#### [Objective]
Find the word "degli" in the material below and gather every line that contains it.

(Stored records)
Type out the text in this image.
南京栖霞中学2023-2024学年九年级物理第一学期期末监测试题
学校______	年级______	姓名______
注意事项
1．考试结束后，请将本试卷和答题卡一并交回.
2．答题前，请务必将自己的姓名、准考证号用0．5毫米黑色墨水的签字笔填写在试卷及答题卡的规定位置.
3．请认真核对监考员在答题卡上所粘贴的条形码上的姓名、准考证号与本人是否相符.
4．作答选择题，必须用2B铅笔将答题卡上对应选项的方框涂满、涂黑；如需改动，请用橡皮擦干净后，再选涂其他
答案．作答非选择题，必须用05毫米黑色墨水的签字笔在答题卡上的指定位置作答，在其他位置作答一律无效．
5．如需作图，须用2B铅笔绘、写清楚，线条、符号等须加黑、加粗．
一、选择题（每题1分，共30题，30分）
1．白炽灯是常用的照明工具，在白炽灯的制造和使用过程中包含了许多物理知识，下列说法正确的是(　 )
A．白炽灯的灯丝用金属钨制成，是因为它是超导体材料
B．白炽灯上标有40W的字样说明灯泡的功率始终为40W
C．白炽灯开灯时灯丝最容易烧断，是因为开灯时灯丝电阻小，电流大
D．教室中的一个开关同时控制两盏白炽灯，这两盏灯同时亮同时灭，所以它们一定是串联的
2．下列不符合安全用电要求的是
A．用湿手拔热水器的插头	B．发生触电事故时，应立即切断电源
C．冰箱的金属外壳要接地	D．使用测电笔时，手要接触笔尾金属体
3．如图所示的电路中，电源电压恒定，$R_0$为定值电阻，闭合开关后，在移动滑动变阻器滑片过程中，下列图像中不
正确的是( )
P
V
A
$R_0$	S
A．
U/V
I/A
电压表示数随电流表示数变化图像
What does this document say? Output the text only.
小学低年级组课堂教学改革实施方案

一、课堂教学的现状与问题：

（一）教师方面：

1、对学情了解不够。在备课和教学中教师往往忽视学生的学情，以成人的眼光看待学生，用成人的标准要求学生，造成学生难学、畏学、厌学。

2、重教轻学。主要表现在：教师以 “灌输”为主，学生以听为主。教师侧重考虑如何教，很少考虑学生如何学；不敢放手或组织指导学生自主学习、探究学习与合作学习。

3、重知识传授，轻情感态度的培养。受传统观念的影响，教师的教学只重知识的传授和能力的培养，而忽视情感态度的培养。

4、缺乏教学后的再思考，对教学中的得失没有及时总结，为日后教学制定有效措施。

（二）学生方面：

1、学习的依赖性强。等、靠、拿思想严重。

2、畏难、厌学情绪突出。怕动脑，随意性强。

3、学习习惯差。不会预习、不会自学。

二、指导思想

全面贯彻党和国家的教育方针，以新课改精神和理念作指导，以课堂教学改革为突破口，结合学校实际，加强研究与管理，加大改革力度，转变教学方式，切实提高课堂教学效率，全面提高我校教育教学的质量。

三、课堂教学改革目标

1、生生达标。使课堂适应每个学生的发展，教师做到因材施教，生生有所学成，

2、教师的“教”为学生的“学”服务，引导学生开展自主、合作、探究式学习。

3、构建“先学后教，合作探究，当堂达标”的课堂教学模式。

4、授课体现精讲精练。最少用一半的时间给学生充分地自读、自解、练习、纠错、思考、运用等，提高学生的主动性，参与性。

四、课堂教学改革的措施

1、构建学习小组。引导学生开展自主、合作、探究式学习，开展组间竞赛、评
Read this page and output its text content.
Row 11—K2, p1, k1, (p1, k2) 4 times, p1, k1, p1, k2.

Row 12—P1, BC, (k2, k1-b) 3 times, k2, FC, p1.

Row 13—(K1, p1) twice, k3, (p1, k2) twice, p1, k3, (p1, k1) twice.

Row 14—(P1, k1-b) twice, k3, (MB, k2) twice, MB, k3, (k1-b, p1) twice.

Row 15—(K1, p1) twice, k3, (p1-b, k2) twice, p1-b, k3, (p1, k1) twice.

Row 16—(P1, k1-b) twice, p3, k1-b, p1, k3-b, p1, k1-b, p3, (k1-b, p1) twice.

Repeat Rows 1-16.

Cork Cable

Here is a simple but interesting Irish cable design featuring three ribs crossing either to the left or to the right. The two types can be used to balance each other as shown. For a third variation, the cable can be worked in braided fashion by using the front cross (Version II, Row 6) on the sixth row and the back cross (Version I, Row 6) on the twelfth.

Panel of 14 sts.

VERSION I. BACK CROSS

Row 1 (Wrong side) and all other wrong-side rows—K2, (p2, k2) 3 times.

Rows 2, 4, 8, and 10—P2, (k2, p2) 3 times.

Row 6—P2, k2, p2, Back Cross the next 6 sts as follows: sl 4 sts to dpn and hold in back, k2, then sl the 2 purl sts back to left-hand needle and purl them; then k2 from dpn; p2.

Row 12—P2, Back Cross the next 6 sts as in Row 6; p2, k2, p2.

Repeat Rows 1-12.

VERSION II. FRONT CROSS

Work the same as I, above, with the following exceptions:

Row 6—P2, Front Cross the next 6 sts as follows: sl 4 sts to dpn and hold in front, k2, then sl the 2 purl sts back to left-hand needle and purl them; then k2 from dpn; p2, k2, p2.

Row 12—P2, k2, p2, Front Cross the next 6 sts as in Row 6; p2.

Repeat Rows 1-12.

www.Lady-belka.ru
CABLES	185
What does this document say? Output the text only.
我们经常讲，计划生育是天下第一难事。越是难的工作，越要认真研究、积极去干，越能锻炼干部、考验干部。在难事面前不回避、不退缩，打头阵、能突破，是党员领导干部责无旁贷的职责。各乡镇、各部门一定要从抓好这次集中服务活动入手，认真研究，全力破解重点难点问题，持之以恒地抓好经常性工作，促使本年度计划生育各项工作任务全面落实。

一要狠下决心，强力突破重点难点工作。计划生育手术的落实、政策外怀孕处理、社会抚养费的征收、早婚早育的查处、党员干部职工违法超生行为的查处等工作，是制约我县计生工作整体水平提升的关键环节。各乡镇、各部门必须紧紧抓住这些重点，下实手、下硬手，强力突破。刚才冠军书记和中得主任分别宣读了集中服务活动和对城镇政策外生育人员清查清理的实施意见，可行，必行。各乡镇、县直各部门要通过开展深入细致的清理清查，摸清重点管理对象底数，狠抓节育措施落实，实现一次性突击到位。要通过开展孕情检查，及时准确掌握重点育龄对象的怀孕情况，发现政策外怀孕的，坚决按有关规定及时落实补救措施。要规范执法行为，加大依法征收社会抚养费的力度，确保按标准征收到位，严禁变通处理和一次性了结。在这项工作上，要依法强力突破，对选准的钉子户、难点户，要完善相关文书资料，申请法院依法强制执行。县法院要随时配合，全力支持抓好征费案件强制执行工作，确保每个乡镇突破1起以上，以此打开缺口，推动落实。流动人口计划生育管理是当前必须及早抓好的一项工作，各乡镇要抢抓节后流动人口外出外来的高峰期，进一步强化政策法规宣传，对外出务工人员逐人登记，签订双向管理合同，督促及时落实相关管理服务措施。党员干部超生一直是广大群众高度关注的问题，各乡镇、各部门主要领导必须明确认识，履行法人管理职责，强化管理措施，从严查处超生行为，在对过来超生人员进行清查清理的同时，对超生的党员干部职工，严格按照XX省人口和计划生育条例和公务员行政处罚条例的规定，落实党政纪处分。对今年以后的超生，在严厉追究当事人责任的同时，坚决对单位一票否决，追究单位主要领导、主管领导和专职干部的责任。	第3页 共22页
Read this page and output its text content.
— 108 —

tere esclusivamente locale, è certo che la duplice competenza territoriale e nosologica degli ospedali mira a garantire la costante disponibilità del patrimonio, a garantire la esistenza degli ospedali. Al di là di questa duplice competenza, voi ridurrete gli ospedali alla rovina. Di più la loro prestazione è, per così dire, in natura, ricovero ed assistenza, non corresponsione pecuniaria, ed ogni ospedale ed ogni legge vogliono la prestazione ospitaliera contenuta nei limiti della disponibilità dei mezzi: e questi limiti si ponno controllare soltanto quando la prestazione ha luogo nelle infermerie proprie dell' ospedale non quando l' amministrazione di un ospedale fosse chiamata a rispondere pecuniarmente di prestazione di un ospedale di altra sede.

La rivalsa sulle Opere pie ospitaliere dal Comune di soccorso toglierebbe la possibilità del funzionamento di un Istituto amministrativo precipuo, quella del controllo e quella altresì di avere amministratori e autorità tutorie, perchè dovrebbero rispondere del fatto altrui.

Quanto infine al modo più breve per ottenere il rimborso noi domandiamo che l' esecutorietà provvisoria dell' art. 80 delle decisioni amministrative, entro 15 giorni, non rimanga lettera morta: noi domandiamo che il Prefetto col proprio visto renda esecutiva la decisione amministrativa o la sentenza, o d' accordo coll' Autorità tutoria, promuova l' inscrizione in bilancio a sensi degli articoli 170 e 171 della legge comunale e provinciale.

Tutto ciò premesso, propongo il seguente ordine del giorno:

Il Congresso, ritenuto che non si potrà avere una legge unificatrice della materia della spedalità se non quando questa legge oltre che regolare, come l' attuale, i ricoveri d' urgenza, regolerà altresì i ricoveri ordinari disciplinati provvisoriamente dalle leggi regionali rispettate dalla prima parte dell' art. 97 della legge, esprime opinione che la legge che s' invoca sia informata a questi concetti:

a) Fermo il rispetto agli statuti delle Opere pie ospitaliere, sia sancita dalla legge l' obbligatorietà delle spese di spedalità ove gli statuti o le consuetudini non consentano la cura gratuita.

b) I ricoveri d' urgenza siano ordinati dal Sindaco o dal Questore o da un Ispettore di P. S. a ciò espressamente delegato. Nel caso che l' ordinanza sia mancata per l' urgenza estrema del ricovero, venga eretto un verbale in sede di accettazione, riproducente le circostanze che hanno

#### [Final result]
tere esclusivamente locale, è certo che la duplice competenza territoriale e nosologica degli ospedali mira a garantire la costante disponibilità del patrimonio, a garantire la esistenza degli ospedali. Al di là di questa duplice competenza, voi ridurrete gli ospedali alla rovina. Di più la loro prestazione è, per così dire, in natura, ricovero ed assistenza, non corresponsione pecuniaria, ed ogni ospedale ed ogni legge vogliono la prestazione ospitaliera contenuta nei limiti della disponibilità dei mezzi: e questi limiti si ponno controllare soltanto quando la prestazione ha luogo nelle infermerie proprie dell' ospedale non quando l' amministrazione di un ospedale fosse chiamata a rispondere pecuniarmente di prestazione di un ospedale di altra sede.
Quanto infine al modo più breve per ottenere il rimborso noi domandiamo che l' esecutorietà provvisoria dell' art. 80 delle decisioni amministrative, entro 15 giorni, non rimanga lettera morta: noi domandiamo che il Prefetto col proprio visto renda esecutiva la decisione amministrativa o la sentenza, o d' accordo coll' Autorità tutoria, promuova l' inscrizione in bilancio a sensi degli articoli 170 e 171 della legge comunale e provinciale.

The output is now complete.